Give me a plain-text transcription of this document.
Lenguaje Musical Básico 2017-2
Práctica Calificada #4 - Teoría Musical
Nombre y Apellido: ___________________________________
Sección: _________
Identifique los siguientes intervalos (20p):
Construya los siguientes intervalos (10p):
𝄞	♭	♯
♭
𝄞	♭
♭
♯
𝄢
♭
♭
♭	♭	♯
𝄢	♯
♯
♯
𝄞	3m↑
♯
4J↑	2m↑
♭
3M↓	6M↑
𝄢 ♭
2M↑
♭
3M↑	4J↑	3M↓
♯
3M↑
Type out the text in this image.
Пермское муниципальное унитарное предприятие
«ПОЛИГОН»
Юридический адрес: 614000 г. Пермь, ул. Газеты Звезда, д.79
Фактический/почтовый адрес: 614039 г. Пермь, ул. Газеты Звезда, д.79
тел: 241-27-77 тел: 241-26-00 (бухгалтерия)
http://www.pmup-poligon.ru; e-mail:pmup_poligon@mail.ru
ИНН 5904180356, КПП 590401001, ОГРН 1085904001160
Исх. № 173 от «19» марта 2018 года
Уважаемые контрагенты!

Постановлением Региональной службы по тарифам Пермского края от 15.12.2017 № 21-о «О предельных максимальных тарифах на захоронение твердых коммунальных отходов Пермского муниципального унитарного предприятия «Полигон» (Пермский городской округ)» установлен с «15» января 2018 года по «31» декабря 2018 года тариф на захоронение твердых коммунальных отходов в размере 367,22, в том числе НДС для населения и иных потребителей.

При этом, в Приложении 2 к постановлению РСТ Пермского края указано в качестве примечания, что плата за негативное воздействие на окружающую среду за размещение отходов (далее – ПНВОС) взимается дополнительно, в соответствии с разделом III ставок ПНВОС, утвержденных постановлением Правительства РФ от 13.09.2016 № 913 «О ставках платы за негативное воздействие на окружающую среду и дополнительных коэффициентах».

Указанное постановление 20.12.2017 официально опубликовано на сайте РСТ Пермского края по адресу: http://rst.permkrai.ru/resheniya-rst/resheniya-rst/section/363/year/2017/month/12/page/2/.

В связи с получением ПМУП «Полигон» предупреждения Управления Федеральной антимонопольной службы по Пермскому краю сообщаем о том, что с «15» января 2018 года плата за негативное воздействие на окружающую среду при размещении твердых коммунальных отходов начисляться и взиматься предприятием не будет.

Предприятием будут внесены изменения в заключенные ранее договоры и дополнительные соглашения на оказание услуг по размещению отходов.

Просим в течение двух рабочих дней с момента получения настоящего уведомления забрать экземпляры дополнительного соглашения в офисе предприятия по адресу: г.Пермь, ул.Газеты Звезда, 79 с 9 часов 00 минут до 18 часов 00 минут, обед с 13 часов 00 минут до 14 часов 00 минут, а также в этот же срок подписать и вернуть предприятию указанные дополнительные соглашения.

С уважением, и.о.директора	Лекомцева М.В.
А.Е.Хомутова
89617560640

___

GIVEN INSTRUCTION: Write the listing out again, exactly as shown above.

TASK ANSWER:
Give me a plain-text transcription of this document.
Lenguaje Musical Básico 2017-2
Práctica Calificada #4 - Teoría Musical
Nombre y Apellido: ___________________________________
Sección: _________
Identifique los siguientes intervalos (20p):
Construya los siguientes intervalos (10p):
𝄞	♭	♯
♭
𝄞	♭
♭
♯
𝄢
♭
♭
♭	♭	♯
𝄢	♯
♯
♯
𝄞	3m↑
♯
4J↑	2m↑
♭
3M↓	6M↑
𝄢 ♭
2M↑
♭
3M↑	4J↑	3M↓
♯
3M↑
Type out the text in this image.
Пермское муниципальное унитарное предприятие
«ПОЛИГОН»
Юридический адрес: 614000 г. Пермь, ул. Газеты Звезда, д.79
Фактический/почтовый адрес: 614039 г. Пермь, ул. Газеты Звезда, д.79
тел: 241-27-77 тел: 241-26-00 (бухгалтерия)
http://www.pmup-poligon.ru; e-mail:pmup_poligon@mail.ru
ИНН 5904180356, КПП 590401001, ОГРН 1085904001160
Исх. № 173 от «19» марта 2018 года
Уважаемые контрагенты!

Постановлением Региональной службы по тарифам Пермского края от 15.12.2017 № 21-о «О предельных максимальных тарифах на захоронение твердых коммунальных отходов Пермского муниципального унитарного предприятия «Полигон» (Пермский городской округ)» установлен с «15» января 2018 года по «31» декабря 2018 года тариф на захоронение твердых коммунальных отходов в размере 367,22, в том числе НДС для населения и иных потребителей.

При этом, в Приложении 2 к постановлению РСТ Пермского края указано в качестве примечания, что плата за негативное воздействие на окружающую среду за размещение отходов (далее – ПНВОС) взимается дополнительно, в соответствии с разделом III ставок ПНВОС, утвержденных постановлением Правительства РФ от 13.09.2016 № 913 «О ставках платы за негативное воздействие на окружающую среду и дополнительных коэффициентах».

Указанное постановление 20.12.2017 официально опубликовано на сайте РСТ Пермского края по адресу: http://rst.permkrai.ru/resheniya-rst/resheniya-rst/section/363/year/2017/month/12/page/2/.

В связи с получением ПМУП «Полигон» предупреждения Управления Федеральной антимонопольной службы по Пермскому краю сообщаем о том, что с «15» января 2018 года плата за негативное воздействие на окружающую среду при размещении твердых коммунальных отходов начисляться и взиматься предприятием не будет.

Предприятием будут внесены изменения в заключенные ранее договоры и дополнительные соглашения на оказание услуг по размещению отходов.

Просим в течение двух рабочих дней с момента получения настоящего уведомления забрать экземпляры дополнительного соглашения в офисе предприятия по адресу: г.Пермь, ул.Газеты Звезда, 79 с 9 часов 00 минут до 18 часов 00 минут, обед с 13 часов 00 минут до 14 часов 00 минут, а также в этот же срок подписать и вернуть предприятию указанные дополнительные соглашения.

С уважением, и.о.директора	Лекомцева М.В.
А.Е.Хомутова
89617560640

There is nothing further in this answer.